- [ASSIGNED TASK A]
Answer these from the Page excerpt:
(i) What file name is passed to `pa.create_memory_map`?
(ii) What does the Page excerpt name as the RPC framework for network data transfer?
(iii) Which implementation serves as the foundation?
- [ASSIGNED TASK B] In the Page excerpt, swap "jemalloc_pool" for "custom_pool" and give the text from "# Available compression" up to and including "memory allocations (debugging)".

[Opening PAGE EXCERPT section]

Arrow provides explicit control over memory allocation and buffer management for efficient data handling.

```python
import pyarrow as pa

# Check memory pool usage
pool = pa.default_memory_pool()
print(f"Backend: {pool.backend_name}")
print(f"Bytes allocated: {pool.bytes_allocated()}")
print(f"Max memory: {pool.max_memory()}")

# Total allocated across all pools
print(f"Total allocated: {pa.total_allocated_bytes()}")

# Create buffers
buf = pa.allocate_buffer(1024)
print(f"Buffer size: {buf.size}")

# Create buffer from Python bytes
data = b"Hello, Arrow!"
buf = pa.py_buffer(data)

# Create buffer from numpy array (zero-copy)
import numpy as np
arr = np.array([1, 2, 3, 4], dtype=np.int64)
buf = pa.py_buffer(arr)

# Memory-map a file for zero-copy reads
mmap = pa.memory_map('large_file.arrow', 'r')
# Use with IPC reader
reader = pa.ipc.open_file(mmap)

# Create memory-mapped file for writing
mmap = pa.create_memory_map('output.bin', 1024*1024)  # 1MB

# Compression
compressed = pa.compress(b"data to compress", codec='zstd')
decompressed = pa.decompress(compressed, codec='zstd')

# Available compression codecs
print(f"Is zstd available: {pa.Codec.is_available('zstd')}")
print(f"Is snappy available: {pa.Codec.is_available('snappy')}")

# Using different memory pool backends
if 'jemalloc' in pa.supported_memory_backends():
    jemalloc_pool = pa.jemalloc_memory_pool()
    arr = pa.array([1, 2, 3], memory_pool=jemalloc_pool)

# Log memory allocations (debugging)
pa.log_memory_allocations(enable=True)
```

## Summary

Apache Arrow provides a unified columnar memory format that enables zero-copy data sharing and high-performance analytics across programming languages. The primary use cases include: building efficient data pipelines that need to exchange data between systems without serialization overhead, reading and writing columnar file formats like Parquet for analytics workloads, implementing high-performance data services using Arrow Flight RPC, and integrating with pandas and other data science tools while maintaining performance.

Integration patterns typically involve using Arrow as the in-memory data representation layer, with PyArrow serving as the bridge between Python data science ecosystems (pandas, NumPy) and high-performance storage/compute systems. For large-scale data processing, the Dataset API enables efficient predicate pushdown and column pruning across partitioned datasets. For network data transfer, Arrow Flight provides a battle-tested RPC framework that maintains Arrow's zero-copy semantics across process boundaries. The C++ implementation serves as the foundation, with language bindings providing idiomatic APIs while sharing the same memory format.

[Closing PAGE EXCERPT section]
[Opening DATASET section]

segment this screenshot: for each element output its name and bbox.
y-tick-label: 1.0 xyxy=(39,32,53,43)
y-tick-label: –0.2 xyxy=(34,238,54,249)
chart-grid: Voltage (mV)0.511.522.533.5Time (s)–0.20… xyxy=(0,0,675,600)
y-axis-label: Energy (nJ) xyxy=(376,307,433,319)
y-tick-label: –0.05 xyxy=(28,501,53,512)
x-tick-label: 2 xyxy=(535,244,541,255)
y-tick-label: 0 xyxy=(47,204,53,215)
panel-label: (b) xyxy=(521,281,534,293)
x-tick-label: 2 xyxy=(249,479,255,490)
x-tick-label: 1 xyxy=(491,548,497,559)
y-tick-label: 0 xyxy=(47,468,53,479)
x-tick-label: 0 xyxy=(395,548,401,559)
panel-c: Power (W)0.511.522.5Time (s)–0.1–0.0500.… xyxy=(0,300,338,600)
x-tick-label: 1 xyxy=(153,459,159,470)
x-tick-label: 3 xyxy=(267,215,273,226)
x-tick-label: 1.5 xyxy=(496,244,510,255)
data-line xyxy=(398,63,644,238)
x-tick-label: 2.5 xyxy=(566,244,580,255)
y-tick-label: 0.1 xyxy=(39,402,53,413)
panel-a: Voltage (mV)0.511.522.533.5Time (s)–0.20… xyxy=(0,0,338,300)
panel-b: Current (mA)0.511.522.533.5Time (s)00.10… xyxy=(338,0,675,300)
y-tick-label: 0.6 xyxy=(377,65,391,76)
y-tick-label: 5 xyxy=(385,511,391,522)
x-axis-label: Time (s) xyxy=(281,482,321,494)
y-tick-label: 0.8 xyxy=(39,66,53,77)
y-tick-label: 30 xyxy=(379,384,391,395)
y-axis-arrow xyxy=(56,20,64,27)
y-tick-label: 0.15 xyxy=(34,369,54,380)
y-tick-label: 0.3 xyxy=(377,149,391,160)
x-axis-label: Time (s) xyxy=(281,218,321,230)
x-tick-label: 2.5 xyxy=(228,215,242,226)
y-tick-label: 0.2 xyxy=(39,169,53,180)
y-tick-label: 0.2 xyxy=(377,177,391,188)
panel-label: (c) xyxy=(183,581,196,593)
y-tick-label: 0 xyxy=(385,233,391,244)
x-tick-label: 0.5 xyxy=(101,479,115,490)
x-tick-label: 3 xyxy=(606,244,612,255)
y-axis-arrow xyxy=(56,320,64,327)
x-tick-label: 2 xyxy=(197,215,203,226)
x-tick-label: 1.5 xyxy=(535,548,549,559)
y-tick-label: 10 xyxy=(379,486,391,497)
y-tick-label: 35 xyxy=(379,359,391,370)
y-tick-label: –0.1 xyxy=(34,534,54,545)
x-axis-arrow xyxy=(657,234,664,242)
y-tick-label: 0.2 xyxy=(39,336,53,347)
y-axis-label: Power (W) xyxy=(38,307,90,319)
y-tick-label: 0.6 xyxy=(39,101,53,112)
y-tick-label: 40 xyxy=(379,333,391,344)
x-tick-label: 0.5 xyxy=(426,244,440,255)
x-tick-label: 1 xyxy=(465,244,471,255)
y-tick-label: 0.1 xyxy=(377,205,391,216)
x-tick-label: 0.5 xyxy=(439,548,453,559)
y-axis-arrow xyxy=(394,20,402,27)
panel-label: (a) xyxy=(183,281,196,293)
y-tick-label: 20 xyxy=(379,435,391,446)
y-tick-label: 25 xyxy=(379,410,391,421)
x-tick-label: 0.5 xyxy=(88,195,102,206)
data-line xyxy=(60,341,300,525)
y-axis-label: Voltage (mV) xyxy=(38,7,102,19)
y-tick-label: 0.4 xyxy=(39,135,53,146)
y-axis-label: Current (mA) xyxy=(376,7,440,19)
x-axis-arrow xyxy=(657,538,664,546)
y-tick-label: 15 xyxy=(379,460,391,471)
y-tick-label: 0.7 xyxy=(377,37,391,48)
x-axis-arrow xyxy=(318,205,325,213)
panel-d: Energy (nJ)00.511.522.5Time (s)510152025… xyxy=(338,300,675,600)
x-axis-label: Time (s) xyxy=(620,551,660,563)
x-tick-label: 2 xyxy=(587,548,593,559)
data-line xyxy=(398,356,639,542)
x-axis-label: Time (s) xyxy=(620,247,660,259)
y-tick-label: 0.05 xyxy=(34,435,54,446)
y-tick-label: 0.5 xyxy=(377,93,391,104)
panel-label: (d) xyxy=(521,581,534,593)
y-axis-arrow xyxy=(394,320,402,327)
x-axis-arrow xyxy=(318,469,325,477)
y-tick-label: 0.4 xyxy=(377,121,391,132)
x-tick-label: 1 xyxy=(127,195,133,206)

[Closing DATASET section]

- [FINAL ANSWER A]
(i) 'output.bin'
(ii) Arrow Flight
(iii) The C++ implementation

- [FINAL ANSWER B]
# Available compression codecs
print(f"Is zstd available: {pa.Codec.is_available('zstd')}")
print(f"Is snappy available: {pa.Codec.is_available('snappy')}")

# Using different memory pool backends
if 'jemalloc' in pa.supported_memory_backends():
    custom_pool = pa.jemalloc_memory_pool()
    arr = pa.array([1, 2, 3], memory_pool=custom_pool)

# Log memory allocations (debugging)